### REQUIRED WORK
Would you quote the material below in full and unchanged?

### INFORMATION GIVEN
---

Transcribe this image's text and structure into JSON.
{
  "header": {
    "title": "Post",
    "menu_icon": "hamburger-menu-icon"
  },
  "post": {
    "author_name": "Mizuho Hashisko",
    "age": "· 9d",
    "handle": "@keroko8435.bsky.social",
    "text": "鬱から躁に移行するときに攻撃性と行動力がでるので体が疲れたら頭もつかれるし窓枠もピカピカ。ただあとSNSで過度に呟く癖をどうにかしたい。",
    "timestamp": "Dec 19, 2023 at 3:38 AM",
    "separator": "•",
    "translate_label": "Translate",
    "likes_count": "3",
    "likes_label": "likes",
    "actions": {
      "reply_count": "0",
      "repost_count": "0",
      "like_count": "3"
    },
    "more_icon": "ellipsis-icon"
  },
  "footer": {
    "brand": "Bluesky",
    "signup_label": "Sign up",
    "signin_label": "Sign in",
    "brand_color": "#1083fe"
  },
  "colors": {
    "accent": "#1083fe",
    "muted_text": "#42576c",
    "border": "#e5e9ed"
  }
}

---

### REPLY TO THE EXERCISE
Transcribe this image's text and structure into JSON.
{
  "header": {
    "title": "Post",
    "menu_icon": "hamburger-menu-icon"
  },
  "post": {
    "author_name": "Mizuho Hashisko",
    "age": "· 9d",
    "handle": "@keroko8435.bsky.social",
    "text": "鬱から躁に移行するときに攻撃性と行動力がでるので体が疲れたら頭もつかれるし窓枠もピカピカ。ただあとSNSで過度に呟く癖をどうにかしたい。",
    "timestamp": "Dec 19, 2023 at 3:38 AM",
    "separator": "•",
    "translate_label": "Translate",
    "likes_count": "3",
    "likes_label": "likes",
    "actions": {
      "reply_count": "0",
      "repost_count": "0",
      "like_count": "3"
    },
    "more_icon": "ellipsis-icon"
  },
  "footer": {
    "brand": "Bluesky",
    "signup_label": "Sign up",
    "signin_label": "Sign in",
    "brand_color": "#1083fe"
  },
  "colors": {
    "accent": "#1083fe",
    "muted_text": "#42576c",
    "border": "#e5e9ed"
  }
}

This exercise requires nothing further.